## [Task objective]
Comb through the entries for "用大小相同的力敲击大小不同的编钟" and pull out each line that holds it.

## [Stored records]
□ □ □ □

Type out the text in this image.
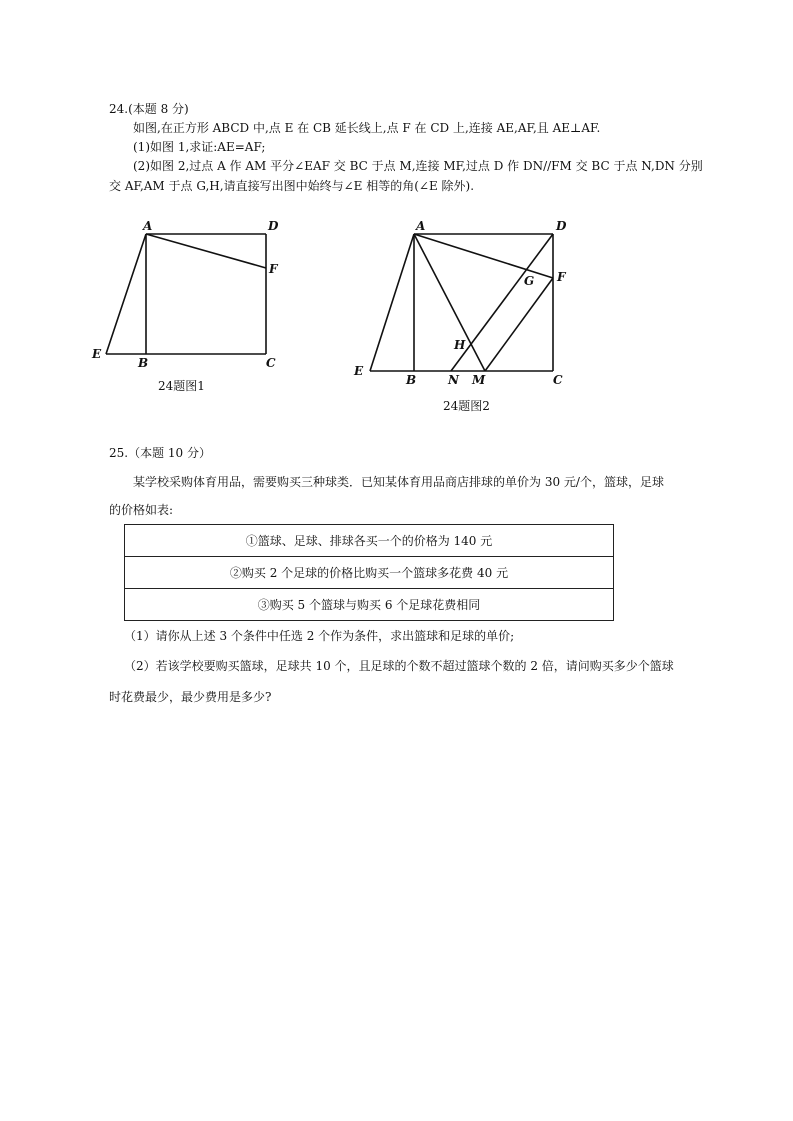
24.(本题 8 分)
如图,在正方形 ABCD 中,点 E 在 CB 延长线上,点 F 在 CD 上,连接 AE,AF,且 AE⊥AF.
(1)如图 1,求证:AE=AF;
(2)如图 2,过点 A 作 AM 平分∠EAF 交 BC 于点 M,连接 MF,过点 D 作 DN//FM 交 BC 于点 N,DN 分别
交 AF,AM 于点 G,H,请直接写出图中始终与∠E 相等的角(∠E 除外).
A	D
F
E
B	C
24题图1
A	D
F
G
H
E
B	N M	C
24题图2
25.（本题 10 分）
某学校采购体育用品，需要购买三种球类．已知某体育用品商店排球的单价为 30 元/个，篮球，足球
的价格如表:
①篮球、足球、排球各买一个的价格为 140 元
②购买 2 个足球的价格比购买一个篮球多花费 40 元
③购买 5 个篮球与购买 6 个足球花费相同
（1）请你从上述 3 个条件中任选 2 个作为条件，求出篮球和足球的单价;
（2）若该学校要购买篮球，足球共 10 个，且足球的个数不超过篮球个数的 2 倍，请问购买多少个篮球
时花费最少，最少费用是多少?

□ □ □ □

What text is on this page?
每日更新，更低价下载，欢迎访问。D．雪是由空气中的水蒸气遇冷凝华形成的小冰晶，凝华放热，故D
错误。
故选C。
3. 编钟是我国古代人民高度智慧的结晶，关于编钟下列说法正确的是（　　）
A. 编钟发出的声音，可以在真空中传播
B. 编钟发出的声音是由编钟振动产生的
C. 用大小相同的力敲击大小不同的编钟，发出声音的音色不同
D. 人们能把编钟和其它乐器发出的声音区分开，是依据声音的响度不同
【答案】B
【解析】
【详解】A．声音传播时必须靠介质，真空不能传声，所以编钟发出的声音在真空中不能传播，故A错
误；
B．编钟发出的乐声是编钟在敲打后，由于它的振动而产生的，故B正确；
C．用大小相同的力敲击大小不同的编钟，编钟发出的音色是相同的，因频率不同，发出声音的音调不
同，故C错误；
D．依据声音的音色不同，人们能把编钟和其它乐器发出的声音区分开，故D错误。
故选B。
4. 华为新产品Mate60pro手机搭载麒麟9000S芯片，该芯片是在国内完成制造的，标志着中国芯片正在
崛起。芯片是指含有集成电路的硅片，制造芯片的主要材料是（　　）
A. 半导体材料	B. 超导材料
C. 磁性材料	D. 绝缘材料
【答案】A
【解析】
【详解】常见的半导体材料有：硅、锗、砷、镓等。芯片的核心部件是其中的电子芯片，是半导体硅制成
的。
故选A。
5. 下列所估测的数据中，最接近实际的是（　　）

□ □ □ □

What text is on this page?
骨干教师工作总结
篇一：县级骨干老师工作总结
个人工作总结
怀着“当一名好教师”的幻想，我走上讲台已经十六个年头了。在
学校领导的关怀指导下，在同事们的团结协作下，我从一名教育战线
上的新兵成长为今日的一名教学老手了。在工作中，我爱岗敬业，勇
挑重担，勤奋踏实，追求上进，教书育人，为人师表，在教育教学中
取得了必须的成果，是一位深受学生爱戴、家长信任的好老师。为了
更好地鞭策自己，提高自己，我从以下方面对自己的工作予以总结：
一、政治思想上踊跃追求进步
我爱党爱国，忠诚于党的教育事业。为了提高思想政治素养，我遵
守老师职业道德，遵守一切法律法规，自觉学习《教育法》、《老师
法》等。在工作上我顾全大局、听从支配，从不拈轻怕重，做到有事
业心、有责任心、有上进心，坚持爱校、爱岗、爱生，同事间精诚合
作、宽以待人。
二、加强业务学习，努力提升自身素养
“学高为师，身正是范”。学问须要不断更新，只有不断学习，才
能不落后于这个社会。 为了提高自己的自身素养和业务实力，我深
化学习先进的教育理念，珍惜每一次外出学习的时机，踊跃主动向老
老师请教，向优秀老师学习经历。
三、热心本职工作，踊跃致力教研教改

□ □ □ □

## [Reply to the exercise]
C. 用大小相同的力敲击大小不同的编钟，发出声音的音色不同
C．用大小相同的力敲击大小不同的编钟，编钟发出的音色是相同的，因频率不同，发出声音的音调不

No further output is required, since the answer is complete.